__Recorded data__.
------------------------------

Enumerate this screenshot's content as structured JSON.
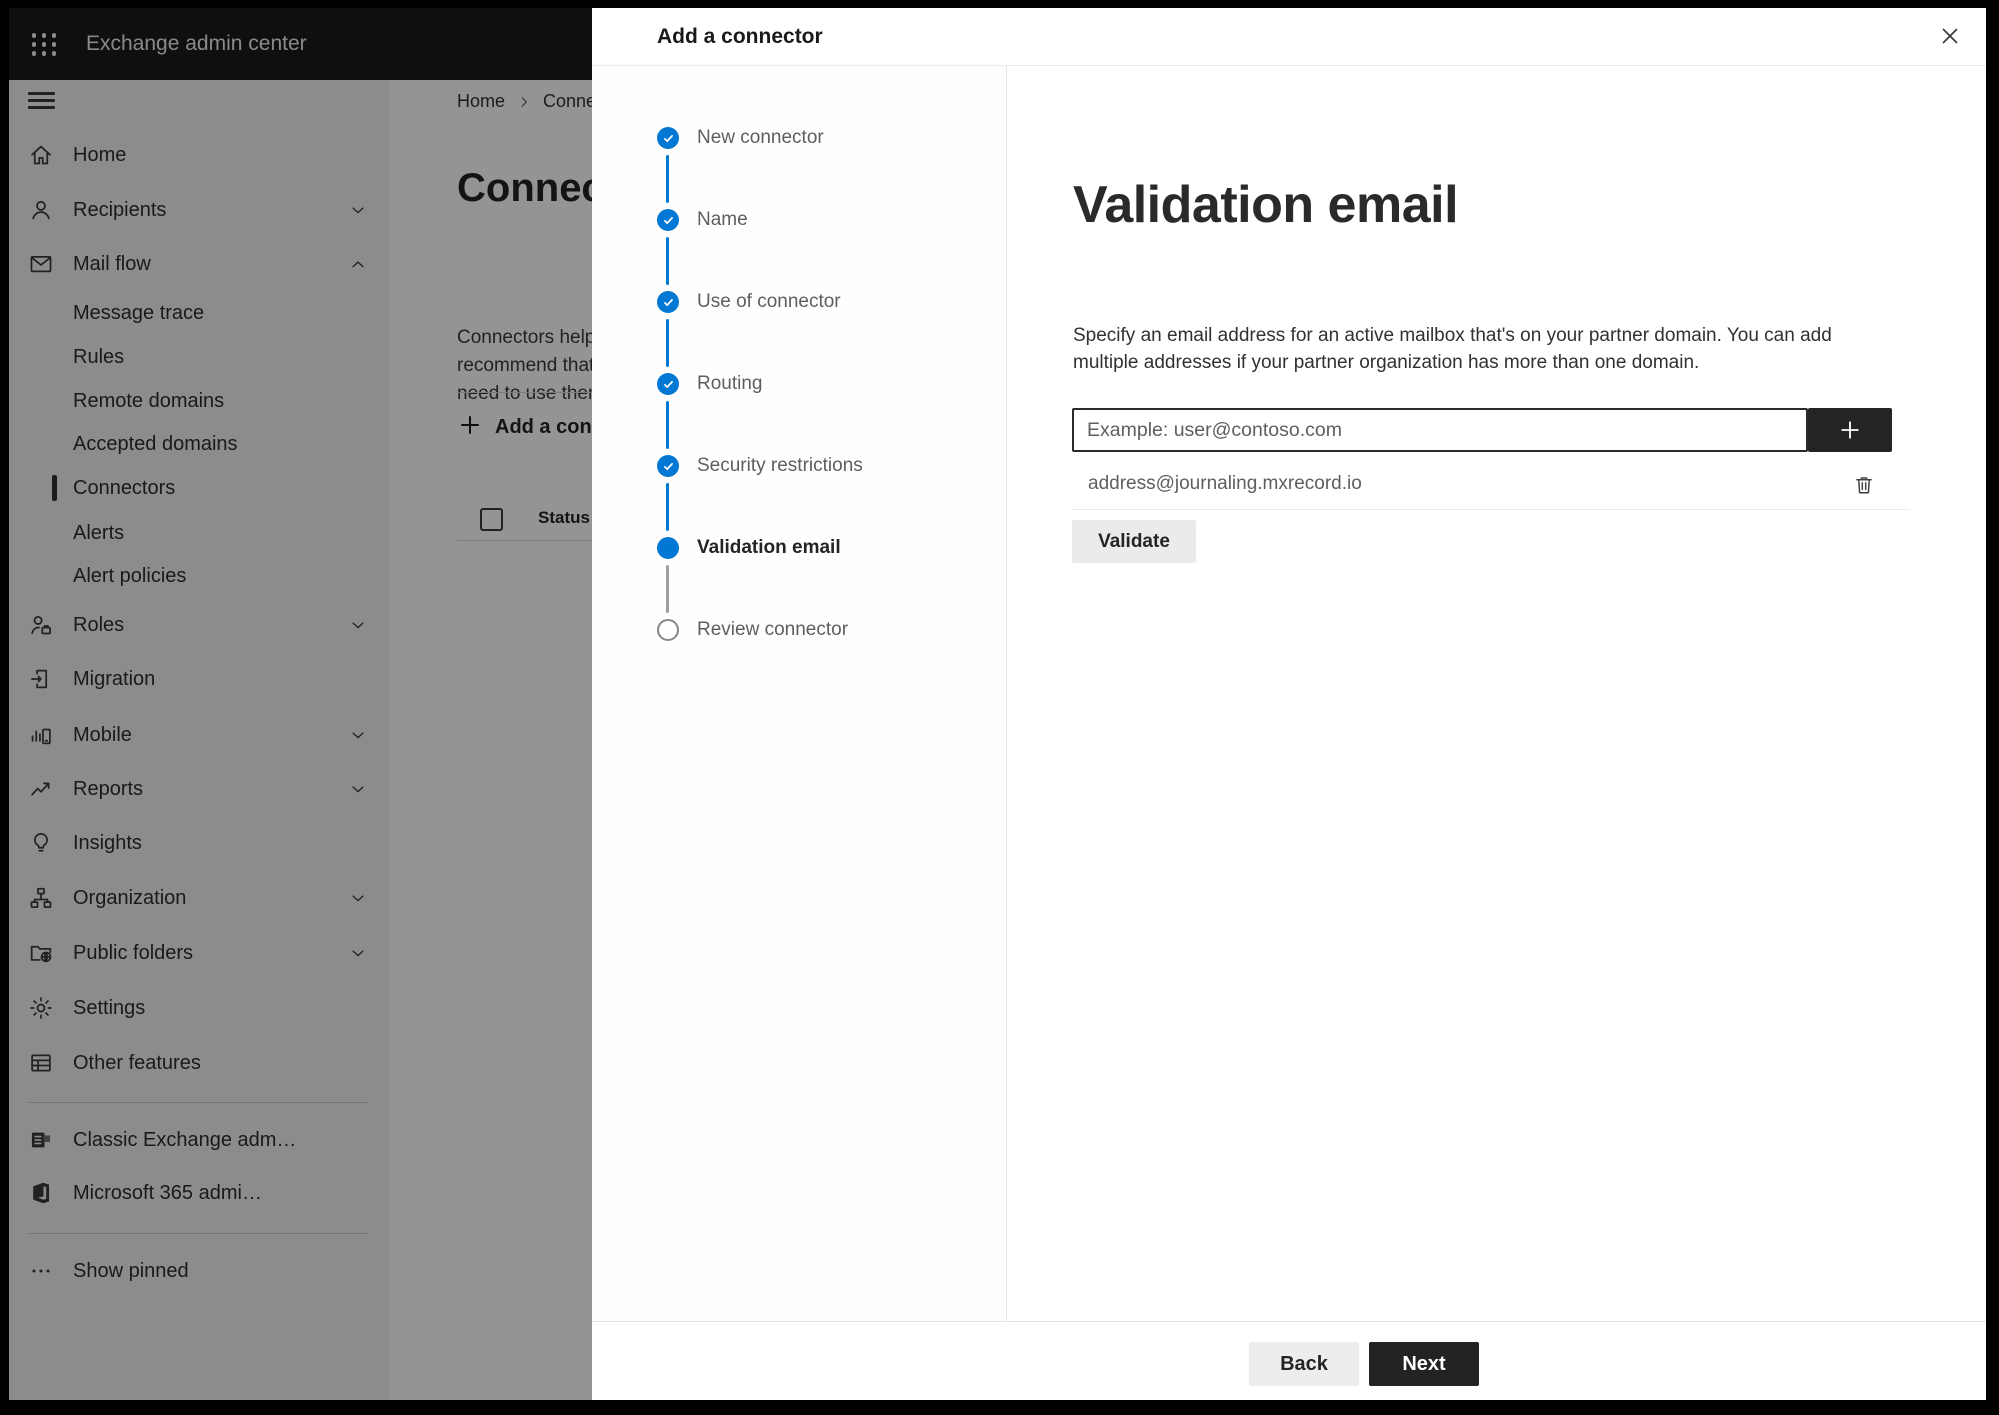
{
  "topbar": {
    "title": "Exchange admin center"
  },
  "sidebar": {
    "items": [
      {
        "label": "Home",
        "icon": "home",
        "type": "top"
      },
      {
        "label": "Recipients",
        "icon": "person",
        "type": "top",
        "chevron": "down"
      },
      {
        "label": "Mail flow",
        "icon": "mail",
        "type": "top",
        "chevron": "up"
      },
      {
        "label": "Message trace",
        "type": "sub"
      },
      {
        "label": "Rules",
        "type": "sub"
      },
      {
        "label": "Remote domains",
        "type": "sub"
      },
      {
        "label": "Accepted domains",
        "type": "sub"
      },
      {
        "label": "Connectors",
        "type": "sub",
        "selected": true
      },
      {
        "label": "Alerts",
        "type": "sub"
      },
      {
        "label": "Alert policies",
        "type": "sub"
      },
      {
        "label": "Roles",
        "icon": "roles",
        "type": "top",
        "chevron": "down"
      },
      {
        "label": "Migration",
        "icon": "migration",
        "type": "top"
      },
      {
        "label": "Mobile",
        "icon": "mobile",
        "type": "top",
        "chevron": "down"
      },
      {
        "label": "Reports",
        "icon": "reports",
        "type": "top",
        "chevron": "down"
      },
      {
        "label": "Insights",
        "icon": "insights",
        "type": "top"
      },
      {
        "label": "Organization",
        "icon": "organization",
        "type": "top",
        "chevron": "down"
      },
      {
        "label": "Public folders",
        "icon": "public-folders",
        "type": "top",
        "chevron": "down"
      },
      {
        "label": "Settings",
        "icon": "settings",
        "type": "top"
      },
      {
        "label": "Other features",
        "icon": "other-features",
        "type": "top"
      },
      {
        "label": "Classic Exchange adm…",
        "icon": "classic-exchange",
        "type": "top"
      },
      {
        "label": "Microsoft 365 admi…",
        "icon": "m365",
        "type": "top"
      },
      {
        "label": "Show pinned",
        "icon": "more",
        "type": "top"
      }
    ]
  },
  "page": {
    "breadcrumb": {
      "home": "Home",
      "current": "Connectors"
    },
    "title": "Connectors",
    "description_lines": [
      "Connectors help",
      "recommend that",
      "need to use them"
    ],
    "add_button": "Add a connector",
    "status_header": "Status"
  },
  "modal": {
    "title": "Add a connector",
    "steps": [
      {
        "label": "New connector",
        "state": "done"
      },
      {
        "label": "Name",
        "state": "done"
      },
      {
        "label": "Use of connector",
        "state": "done"
      },
      {
        "label": "Routing",
        "state": "done"
      },
      {
        "label": "Security restrictions",
        "state": "done"
      },
      {
        "label": "Validation email",
        "state": "current"
      },
      {
        "label": "Review connector",
        "state": "upcoming"
      }
    ],
    "content": {
      "heading": "Validation email",
      "description_line1": "Specify an email address for an active mailbox that's on your partner domain. You can add",
      "description_line2": "multiple addresses if your partner organization has more than one domain.",
      "email_input": {
        "value": "",
        "placeholder": "Example: user@contoso.com"
      },
      "added_addresses": [
        "address@journaling.mxrecord.io"
      ],
      "validate_button": "Validate"
    },
    "footer": {
      "back_button": "Back",
      "next_button": "Next"
    }
  },
  "colors": {
    "accent": "#0078d4",
    "dark_button": "#242323",
    "topbar_bg": "#1b1a19",
    "divider": "#e5e3e1",
    "text": "#323130",
    "secondary_text": "#605e5c"
  }
}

------------------------------

__Task goal__. Determine how many lines of the material include the string "Validation". Output only that count.

__Task answer__. 2